» Exercise goal
With the pictures omitted, write out the entries that follow exactly as they stand.

Dataset entries:
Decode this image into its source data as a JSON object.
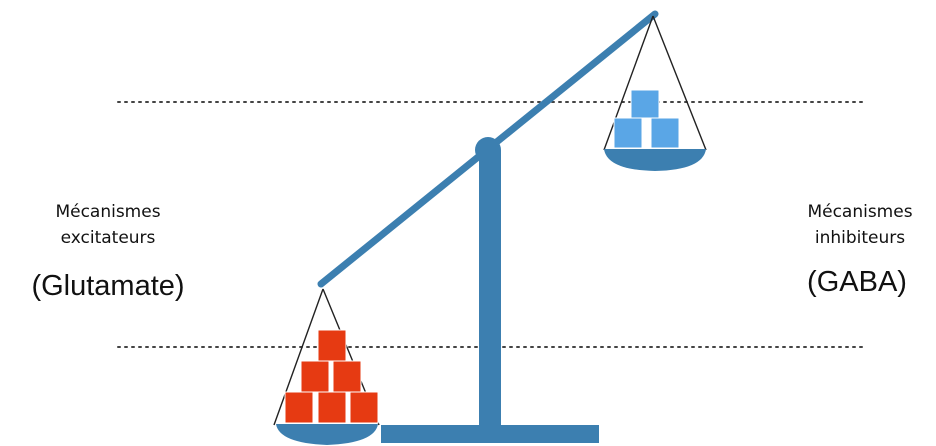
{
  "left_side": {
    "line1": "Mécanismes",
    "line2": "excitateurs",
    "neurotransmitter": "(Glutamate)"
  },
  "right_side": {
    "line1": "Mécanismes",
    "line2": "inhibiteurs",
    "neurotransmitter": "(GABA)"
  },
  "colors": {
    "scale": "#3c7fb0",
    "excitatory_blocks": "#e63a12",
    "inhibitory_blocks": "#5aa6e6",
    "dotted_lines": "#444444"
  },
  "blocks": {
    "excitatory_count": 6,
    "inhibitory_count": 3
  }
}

» Final result
Decode this image into its source data as a JSON object.
{
  "left_side": {
    "line1": "Mécanismes",
    "line2": "excitateurs",
    "neurotransmitter": "(Glutamate)"
  },
  "right_side": {
    "line1": "Mécanismes",
    "line2": "inhibiteurs",
    "neurotransmitter": "(GABA)"
  },
  "colors": {
    "scale": "#3c7fb0",
    "excitatory_blocks": "#e63a12",
    "inhibitory_blocks": "#5aa6e6",
    "dotted_lines": "#444444"
  },
  "blocks": {
    "excitatory_count": 6,
    "inhibitory_count": 3
  }
}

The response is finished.